Reproduce the listing that follows with no differences at all.

──────── Material provided ────────

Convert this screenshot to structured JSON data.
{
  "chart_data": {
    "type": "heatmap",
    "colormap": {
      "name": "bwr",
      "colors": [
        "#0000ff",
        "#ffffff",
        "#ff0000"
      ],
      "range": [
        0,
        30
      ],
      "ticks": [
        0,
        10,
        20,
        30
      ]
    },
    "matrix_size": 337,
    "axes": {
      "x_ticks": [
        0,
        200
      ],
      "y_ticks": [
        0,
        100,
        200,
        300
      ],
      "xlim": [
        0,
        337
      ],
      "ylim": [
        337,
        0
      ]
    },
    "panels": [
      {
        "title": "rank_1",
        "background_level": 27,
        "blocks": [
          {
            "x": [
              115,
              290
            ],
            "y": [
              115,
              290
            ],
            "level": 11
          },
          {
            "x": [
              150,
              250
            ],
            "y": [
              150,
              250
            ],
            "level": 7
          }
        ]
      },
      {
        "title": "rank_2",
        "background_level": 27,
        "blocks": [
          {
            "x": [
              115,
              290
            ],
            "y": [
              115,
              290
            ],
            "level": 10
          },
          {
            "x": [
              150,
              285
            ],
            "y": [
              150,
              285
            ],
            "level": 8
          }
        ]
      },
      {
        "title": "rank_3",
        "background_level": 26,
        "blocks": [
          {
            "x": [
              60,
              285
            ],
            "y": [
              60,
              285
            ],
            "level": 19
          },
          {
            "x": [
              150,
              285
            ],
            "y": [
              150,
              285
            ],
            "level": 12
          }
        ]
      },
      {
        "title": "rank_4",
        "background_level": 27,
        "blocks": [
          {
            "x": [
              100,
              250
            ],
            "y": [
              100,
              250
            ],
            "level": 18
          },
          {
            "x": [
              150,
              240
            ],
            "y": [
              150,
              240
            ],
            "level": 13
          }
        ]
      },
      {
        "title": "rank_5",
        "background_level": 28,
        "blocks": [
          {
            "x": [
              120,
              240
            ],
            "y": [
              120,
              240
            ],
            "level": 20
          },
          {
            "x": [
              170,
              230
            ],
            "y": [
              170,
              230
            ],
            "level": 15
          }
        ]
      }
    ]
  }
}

────────

**Result:**
Convert this screenshot to structured JSON data.
{
  "chart_data": {
    "type": "heatmap",
    "colormap": {
      "name": "bwr",
      "colors": [
        "#0000ff",
        "#ffffff",
        "#ff0000"
      ],
      "range": [
        0,
        30
      ],
      "ticks": [
        0,
        10,
        20,
        30
      ]
    },
    "matrix_size": 337,
    "axes": {
      "x_ticks": [
        0,
        200
      ],
      "y_ticks": [
        0,
        100,
        200,
        300
      ],
      "xlim": [
        0,
        337
      ],
      "ylim": [
        337,
        0
      ]
    },
    "panels": [
      {
        "title": "rank_1",
        "background_level": 27,
        "blocks": [
          {
            "x": [
              115,
              290
            ],
            "y": [
              115,
              290
            ],
            "level": 11
          },
          {
            "x": [
              150,
              250
            ],
            "y": [
              150,
              250
            ],
            "level": 7
          }
        ]
      },
      {
        "title": "rank_2",
        "background_level": 27,
        "blocks": [
          {
            "x": [
              115,
              290
            ],
            "y": [
              115,
              290
            ],
            "level": 10
          },
          {
            "x": [
              150,
              285
            ],
            "y": [
              150,
              285
            ],
            "level": 8
          }
        ]
      },
      {
        "title": "rank_3",
        "background_level": 26,
        "blocks": [
          {
            "x": [
              60,
              285
            ],
            "y": [
              60,
              285
            ],
            "level": 19
          },
          {
            "x": [
              150,
              285
            ],
            "y": [
              150,
              285
            ],
            "level": 12
          }
        ]
      },
      {
        "title": "rank_4",
        "background_level": 27,
        "blocks": [
          {
            "x": [
              100,
              250
            ],
            "y": [
              100,
              250
            ],
            "level": 18
          },
          {
            "x": [
              150,
              240
            ],
            "y": [
              150,
              240
            ],
            "level": 13
          }
        ]
      },
      {
        "title": "rank_5",
        "background_level": 28,
        "blocks": [
          {
            "x": [
              120,
              240
            ],
            "y": [
              120,
              240
            ],
            "level": 20
          },
          {
            "x": [
              170,
              230
            ],
            "y": [
              170,
              230
            ],
            "level": 15
          }
        ]
      }
    ]
  }
}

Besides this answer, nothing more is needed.